**TASK DIRECTIONS:**
Count every line that holds the string "belangstelling", then give that number alone.

Collected data:
□ □ □ □ □ □ □
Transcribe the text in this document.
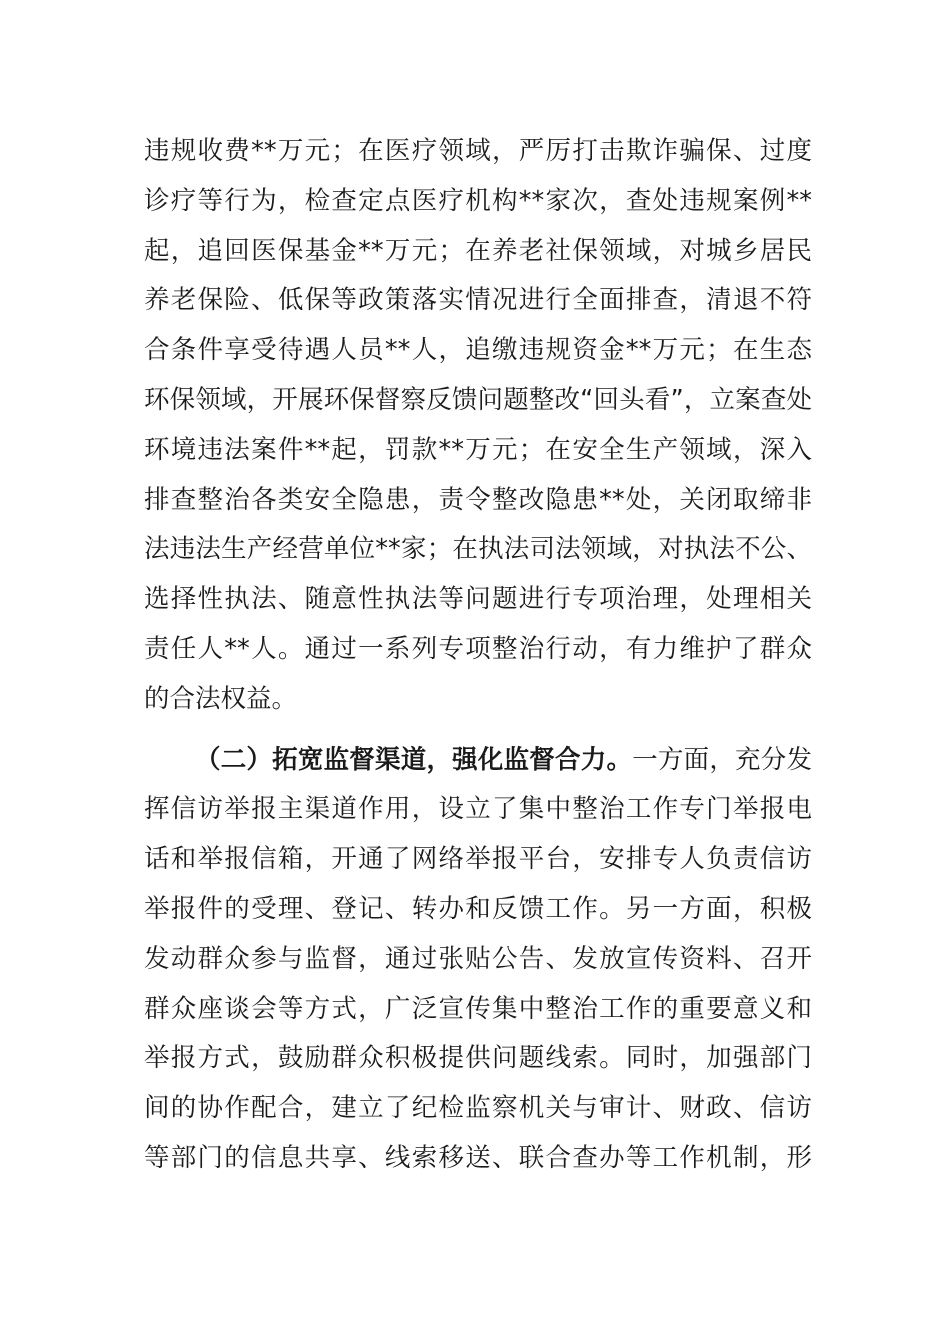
违规收费**万元；在医疗领域，严厉打击欺诈骗保、过度
诊疗等行为，检查定点医疗机构**家次，查处违规案例**
起，追回医保基金**万元；在养老社保领域，对城乡居民
养老保险、低保等政策落实情况进行全面排查，清退不符
合条件享受待遇人员**人，追缴违规资金**万元；在生态
环保领域，开展环保督察反馈问题整改“回头看”，立案查处
环境违法案件**起，罚款**万元；在安全生产领域，深入
排查整治各类安全隐患，责令整改隐患**处，关闭取缔非
法违法生产经营单位**家；在执法司法领域，对执法不公、
选择性执法、随意性执法等问题进行专项治理，处理相关
责任人**人。通过一系列专项整治行动，有力维护了群众
的合法权益。
（二）拓宽监督渠道，强化监督合力。一方面，充分发
挥信访举报主渠道作用，设立了集中整治工作专门举报电
话和举报信箱，开通了网络举报平台，安排专人负责信访
举报件的受理、登记、转办和反馈工作。另一方面，积极
发动群众参与监督，通过张贴公告、发放宣传资料、召开
群众座谈会等方式，广泛宣传集中整治工作的重要意义和
举报方式，鼓励群众积极提供问题线索。同时，加强部门
间的协作配合，建立了纪检监察机关与审计、财政、信访
等部门的信息共享、线索移送、联合查办等工作机制，形
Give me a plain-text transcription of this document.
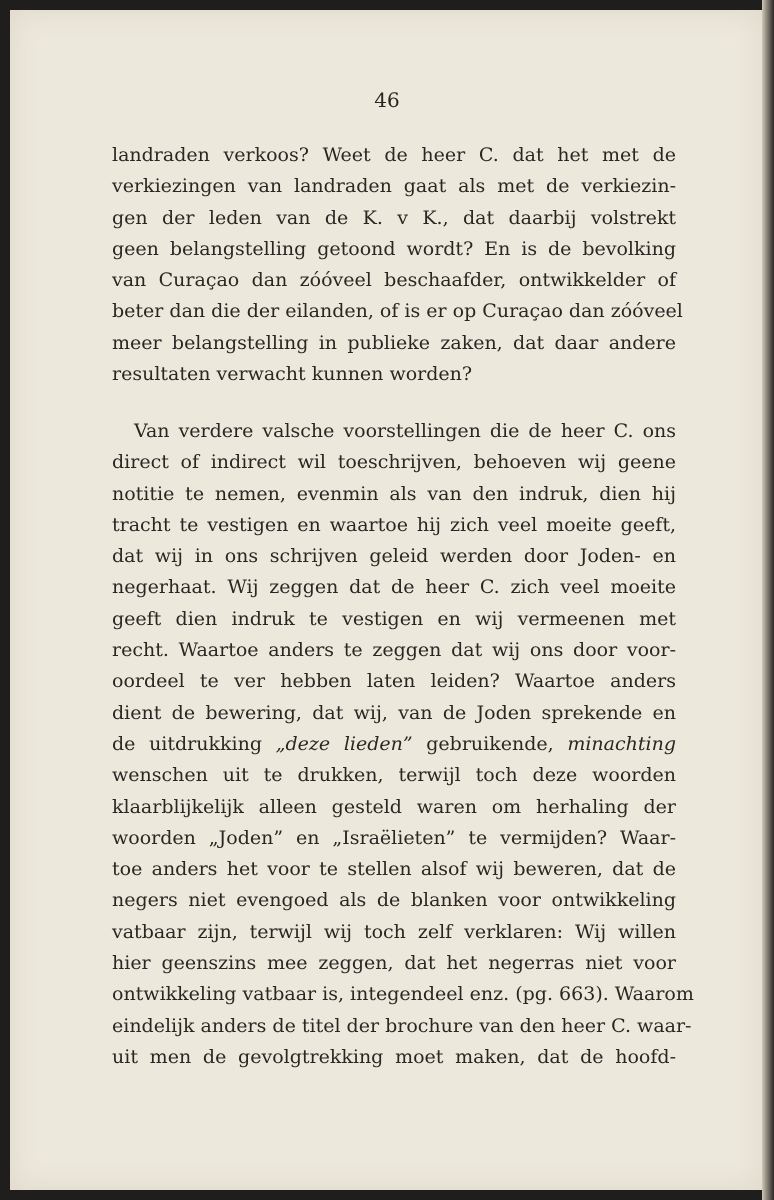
46
landraden verkoos? Weet de heer C. dat het met de
verkiezingen van landraden gaat als met de verkiezin-
gen der leden van de K. v K., dat daarbij volstrekt
geen belangstelling getoond wordt? En is de bevolking
van Curaçao dan zóóveel beschaafder, ontwikkelder of
beter dan die der eilanden, of is er op Curaçao dan zóóveel
meer belangstelling in publieke zaken, dat daar andere
resultaten verwacht kunnen worden?
Van verdere valsche voorstellingen die de heer C. ons
direct of indirect wil toeschrijven, behoeven wij geene
notitie te nemen, evenmin als van den indruk, dien hij
tracht te vestigen en waartoe hij zich veel moeite geeft,
dat wij in ons schrijven geleid werden door Joden- en
negerhaat. Wij zeggen dat de heer C. zich veel moeite
geeft dien indruk te vestigen en wij vermeenen met
recht. Waartoe anders te zeggen dat wij ons door voor-
oordeel te ver hebben laten leiden? Waartoe anders
dient de bewering, dat wij, van de Joden sprekende en
de uitdrukking „deze lieden” gebruikende, minachting
wenschen uit te drukken, terwijl toch deze woorden
klaarblijkelijk alleen gesteld waren om herhaling der
woorden „Joden” en „Israëlieten” te vermijden? Waar-
toe anders het voor te stellen alsof wij beweren, dat de
negers niet evengoed als de blanken voor ontwikkeling
vatbaar zijn, terwijl wij toch zelf verklaren: Wij willen
hier geenszins mee zeggen, dat het negerras niet voor
ontwikkeling vatbaar is, integendeel enz. (pg. 663). Waarom
eindelijk anders de titel der brochure van den heer C. waar-
uit men de gevolgtrekking moet maken, dat de hoofd-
□ □ □ □ □ □ □
**FINAL RESULT:**
2